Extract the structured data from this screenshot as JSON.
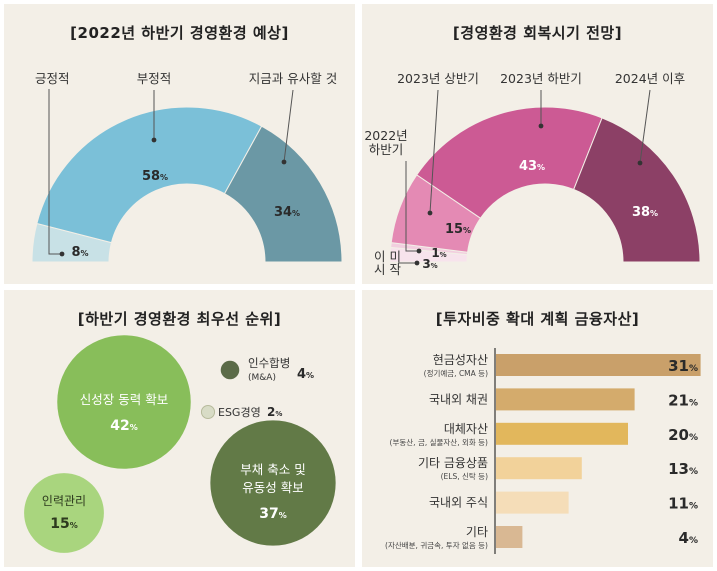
{
  "chart_data": [
    {
      "type": "pie",
      "title": "[2022년 하반기 경영환경 예상]",
      "categories": [
        "긍정적",
        "부정적",
        "지금과 유사할 것"
      ],
      "values": [
        8,
        58,
        34
      ],
      "value_labels": [
        "8%",
        "58%",
        "34%"
      ],
      "colors": [
        "#c8e1e6",
        "#7bc0d8",
        "#6b98a5"
      ]
    },
    {
      "type": "pie",
      "title": "[경영환경 회복시기 전망]",
      "categories": [
        "이미 시작",
        "2022년 하반기",
        "2023년 상반기",
        "2023년 하반기",
        "2024년 이후"
      ],
      "values": [
        3,
        1,
        15,
        43,
        38
      ],
      "value_labels": [
        "3%",
        "1%",
        "15%",
        "43%",
        "38%"
      ],
      "colors": [
        "#f7e3ec",
        "#f2cfdf",
        "#e48ab4",
        "#cc5a94",
        "#8c4066"
      ]
    },
    {
      "type": "scatter",
      "title": "[하반기 경영환경 최우선 순위]",
      "categories": [
        "신성장 동력 확보",
        "부채 축소 및 유동성 확보",
        "인력관리",
        "인수합병 (M&A)",
        "ESG경영"
      ],
      "values": [
        42,
        37,
        15,
        4,
        2
      ],
      "value_labels": [
        "42%",
        "37%",
        "15%",
        "4%",
        "2%"
      ],
      "colors": [
        "#88be5a",
        "#627a47",
        "#a9d57e",
        "#5b6b48",
        "#d8dcc6"
      ]
    },
    {
      "type": "bar",
      "title": "[투자비중 확대 계획 금융자산]",
      "categories": [
        "현금성자산",
        "국내외 채권",
        "대체자산",
        "기타 금융상품",
        "국내외 주식",
        "기타"
      ],
      "subcategories": [
        "(정기예금, CMA 등)",
        "",
        "(부동산, 금, 실물자산, 외화 등)",
        "(ELS, 신탁 등)",
        "",
        "(자산배분, 귀금속, 투자 없음 등)"
      ],
      "values": [
        31,
        21,
        20,
        13,
        11,
        4
      ],
      "value_labels": [
        "31%",
        "21%",
        "20%",
        "13%",
        "11%",
        "4%"
      ],
      "colors": [
        "#c9a06a",
        "#d4ab6c",
        "#e2b75c",
        "#f2d29a",
        "#f5ddb8",
        "#d9b893"
      ]
    }
  ]
}
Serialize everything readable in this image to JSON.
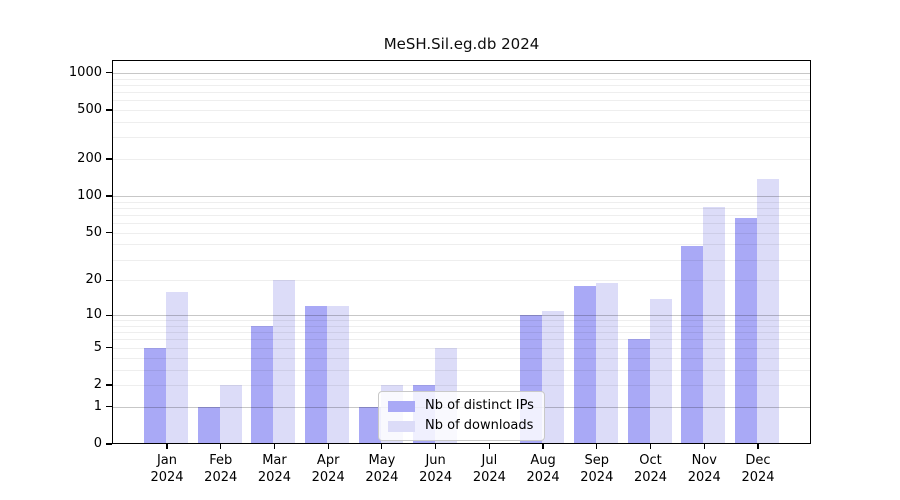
{
  "title": "MeSH.Sil.eg.db 2024",
  "colors": {
    "bar_distinct_ips": "#a9a9f6",
    "bar_downloads": "#dcdcf8",
    "grid_major": "rgba(0,0,0,0.22)",
    "grid_minor": "rgba(0,0,0,0.065)",
    "axis": "#000000",
    "background": "#ffffff"
  },
  "chart_data": {
    "type": "bar",
    "title": "MeSH.Sil.eg.db 2024",
    "xlabel": "",
    "ylabel": "",
    "yscale": "log1p",
    "ylim": [
      0,
      1270
    ],
    "grid": "major and minor horizontal gridlines",
    "yticks": [
      0,
      1,
      2,
      5,
      10,
      20,
      50,
      100,
      200,
      500,
      1000
    ],
    "categories": [
      "Jan 2024",
      "Feb 2024",
      "Mar 2024",
      "Apr 2024",
      "May 2024",
      "Jun 2024",
      "Jul 2024",
      "Aug 2024",
      "Sep 2024",
      "Oct 2024",
      "Nov 2024",
      "Dec 2024"
    ],
    "series": [
      {
        "name": "Nb of distinct IPs",
        "color": "#a9a9f6",
        "values": [
          5,
          1,
          8,
          12,
          1,
          2,
          0,
          10,
          18,
          6,
          39,
          66
        ]
      },
      {
        "name": "Nb of downloads",
        "color": "#dcdcf8",
        "values": [
          16,
          2,
          20,
          12,
          2,
          5,
          0,
          11,
          19,
          14,
          82,
          138
        ]
      }
    ],
    "legend": {
      "position": "lower center",
      "entries": [
        "Nb of distinct IPs",
        "Nb of downloads"
      ]
    }
  }
}
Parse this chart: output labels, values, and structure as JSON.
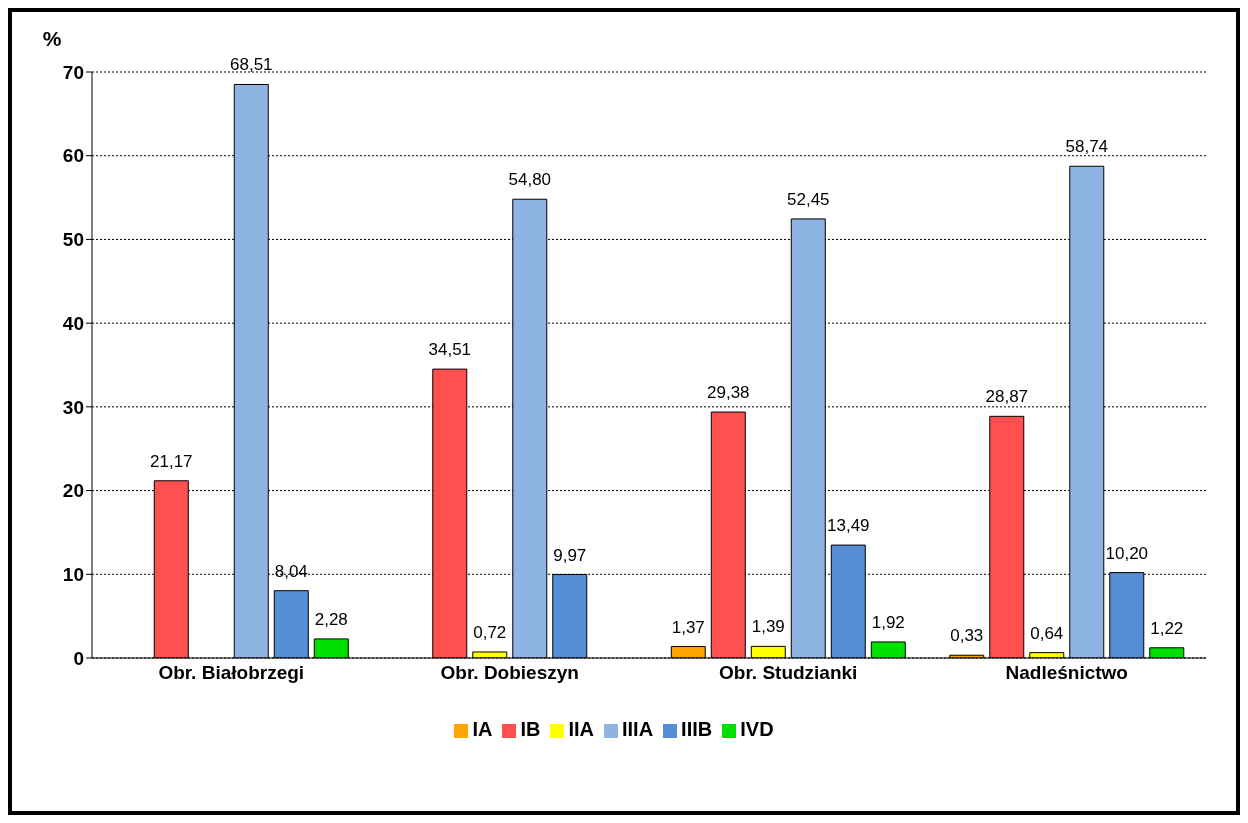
{
  "chart_data": {
    "type": "bar",
    "ylabel": "%",
    "categories": [
      "Obr. Białobrzegi",
      "Obr. Dobieszyn",
      "Obr. Studzianki",
      "Nadleśnictwo"
    ],
    "series": [
      {
        "name": "IA",
        "color": "#ffa500",
        "values": [
          null,
          null,
          1.37,
          0.33
        ],
        "value_labels": [
          null,
          null,
          "1,37",
          "0,33"
        ]
      },
      {
        "name": "IB",
        "color": "#ff5050",
        "values": [
          21.17,
          34.51,
          29.38,
          28.87
        ],
        "value_labels": [
          "21,17",
          "34,51",
          "29,38",
          "28,87"
        ]
      },
      {
        "name": "IIA",
        "color": "#ffff00",
        "values": [
          null,
          0.72,
          1.39,
          0.64
        ],
        "value_labels": [
          null,
          "0,72",
          "1,39",
          "0,64"
        ]
      },
      {
        "name": "IIIA",
        "color": "#8eb4e3",
        "values": [
          68.51,
          54.8,
          52.45,
          58.74
        ],
        "value_labels": [
          "68,51",
          "54,80",
          "52,45",
          "58,74"
        ]
      },
      {
        "name": "IIIB",
        "color": "#558ed5",
        "values": [
          8.04,
          9.97,
          13.49,
          10.2
        ],
        "value_labels": [
          "8,04",
          "9,97",
          "13,49",
          "10,20"
        ]
      },
      {
        "name": "IVD",
        "color": "#00e000",
        "values": [
          2.28,
          null,
          1.92,
          1.22
        ],
        "value_labels": [
          "2,28",
          null,
          "1,92",
          "1,22"
        ]
      }
    ],
    "ylim": [
      0,
      70
    ],
    "yticks": [
      0,
      10,
      20,
      30,
      40,
      50,
      60,
      70
    ],
    "grid": "y",
    "legend": "bottom"
  }
}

===============

[Brief]: Each entry above is to be written out again unchanged, apart from the pictures, which are left out.

[Written response]:
Extract the structured data from this screenshot as JSON.
{
  "chart_data": [
    {
      "type": "pie",
      "title": "[2022년 하반기 경영환경 예상]",
      "categories": [
        "긍정적",
        "부정적",
        "지금과 유사할 것"
      ],
      "values": [
        8,
        58,
        34
      ],
      "value_labels": [
        "8%",
        "58%",
        "34%"
      ],
      "colors": [
        "#c8e1e6",
        "#7bc0d8",
        "#6b98a5"
      ]
    },
    {
      "type": "pie",
      "title": "[경영환경 회복시기 전망]",
      "categories": [
        "이미 시작",
        "2022년 하반기",
        "2023년 상반기",
        "2023년 하반기",
        "2024년 이후"
      ],
      "values": [
        3,
        1,
        15,
        43,
        38
      ],
      "value_labels": [
        "3%",
        "1%",
        "15%",
        "43%",
        "38%"
      ],
      "colors": [
        "#f7e3ec",
        "#f2cfdf",
        "#e48ab4",
        "#cc5a94",
        "#8c4066"
      ]
    },
    {
      "type": "scatter",
      "title": "[하반기 경영환경 최우선 순위]",
      "categories": [
        "신성장 동력 확보",
        "부채 축소 및 유동성 확보",
        "인력관리",
        "인수합병 (M&A)",
        "ESG경영"
      ],
      "values": [
        42,
        37,
        15,
        4,
        2
      ],
      "value_labels": [
        "42%",
        "37%",
        "15%",
        "4%",
        "2%"
      ],
      "colors": [
        "#88be5a",
        "#627a47",
        "#a9d57e",
        "#5b6b48",
        "#d8dcc6"
      ]
    },
    {
      "type": "bar",
      "title": "[투자비중 확대 계획 금융자산]",
      "categories": [
        "현금성자산",
        "국내외 채권",
        "대체자산",
        "기타 금융상품",
        "국내외 주식",
        "기타"
      ],
      "subcategories": [
        "(정기예금, CMA 등)",
        "",
        "(부동산, 금, 실물자산, 외화 등)",
        "(ELS, 신탁 등)",
        "",
        "(자산배분, 귀금속, 투자 없음 등)"
      ],
      "values": [
        31,
        21,
        20,
        13,
        11,
        4
      ],
      "value_labels": [
        "31%",
        "21%",
        "20%",
        "13%",
        "11%",
        "4%"
      ],
      "colors": [
        "#c9a06a",
        "#d4ab6c",
        "#e2b75c",
        "#f2d29a",
        "#f5ddb8",
        "#d9b893"
      ]
    }
  ]
}
Serialize everything readable in this image to JSON.
{
  "title": "MeSH.Sil.eg.db 2024",
  "colors": {
    "bar_distinct_ips": "#a9a9f6",
    "bar_downloads": "#dcdcf8",
    "grid_major": "rgba(0,0,0,0.22)",
    "grid_minor": "rgba(0,0,0,0.065)",
    "axis": "#000000",
    "background": "#ffffff"
  },
  "chart_data": {
    "type": "bar",
    "title": "MeSH.Sil.eg.db 2024",
    "xlabel": "",
    "ylabel": "",
    "yscale": "log1p",
    "ylim": [
      0,
      1270
    ],
    "grid": "major and minor horizontal gridlines",
    "yticks": [
      0,
      1,
      2,
      5,
      10,
      20,
      50,
      100,
      200,
      500,
      1000
    ],
    "categories": [
      "Jan 2024",
      "Feb 2024",
      "Mar 2024",
      "Apr 2024",
      "May 2024",
      "Jun 2024",
      "Jul 2024",
      "Aug 2024",
      "Sep 2024",
      "Oct 2024",
      "Nov 2024",
      "Dec 2024"
    ],
    "series": [
      {
        "name": "Nb of distinct IPs",
        "color": "#a9a9f6",
        "values": [
          5,
          1,
          8,
          12,
          1,
          2,
          0,
          10,
          18,
          6,
          39,
          66
        ]
      },
      {
        "name": "Nb of downloads",
        "color": "#dcdcf8",
        "values": [
          16,
          2,
          20,
          12,
          2,
          5,
          0,
          11,
          19,
          14,
          82,
          138
        ]
      }
    ],
    "legend": {
      "position": "lower center",
      "entries": [
        "Nb of distinct IPs",
        "Nb of downloads"
      ]
    }
  }
}
Parse this chart: output labels, values, and structure as JSON.
{
  "chart_data": {
    "type": "bar",
    "ylabel": "%",
    "categories": [
      "Obr. Białobrzegi",
      "Obr. Dobieszyn",
      "Obr. Studzianki",
      "Nadleśnictwo"
    ],
    "series": [
      {
        "name": "IA",
        "color": "#ffa500",
        "values": [
          null,
          null,
          1.37,
          0.33
        ],
        "value_labels": [
          null,
          null,
          "1,37",
          "0,33"
        ]
      },
      {
        "name": "IB",
        "color": "#ff5050",
        "values": [
          21.17,
          34.51,
          29.38,
          28.87
        ],
        "value_labels": [
          "21,17",
          "34,51",
          "29,38",
          "28,87"
        ]
      },
      {
        "name": "IIA",
        "color": "#ffff00",
        "values": [
          null,
          0.72,
          1.39,
          0.64
        ],
        "value_labels": [
          null,
          "0,72",
          "1,39",
          "0,64"
        ]
      },
      {
        "name": "IIIA",
        "color": "#8eb4e3",
        "values": [
          68.51,
          54.8,
          52.45,
          58.74
        ],
        "value_labels": [
          "68,51",
          "54,80",
          "52,45",
          "58,74"
        ]
      },
      {
        "name": "IIIB",
        "color": "#558ed5",
        "values": [
          8.04,
          9.97,
          13.49,
          10.2
        ],
        "value_labels": [
          "8,04",
          "9,97",
          "13,49",
          "10,20"
        ]
      },
      {
        "name": "IVD",
        "color": "#00e000",
        "values": [
          2.28,
          null,
          1.92,
          1.22
        ],
        "value_labels": [
          "2,28",
          null,
          "1,92",
          "1,22"
        ]
      }
    ],
    "ylim": [
      0,
      70
    ],
    "yticks": [
      0,
      10,
      20,
      30,
      40,
      50,
      60,
      70
    ],
    "grid": "y",
    "legend": "bottom"
  }
}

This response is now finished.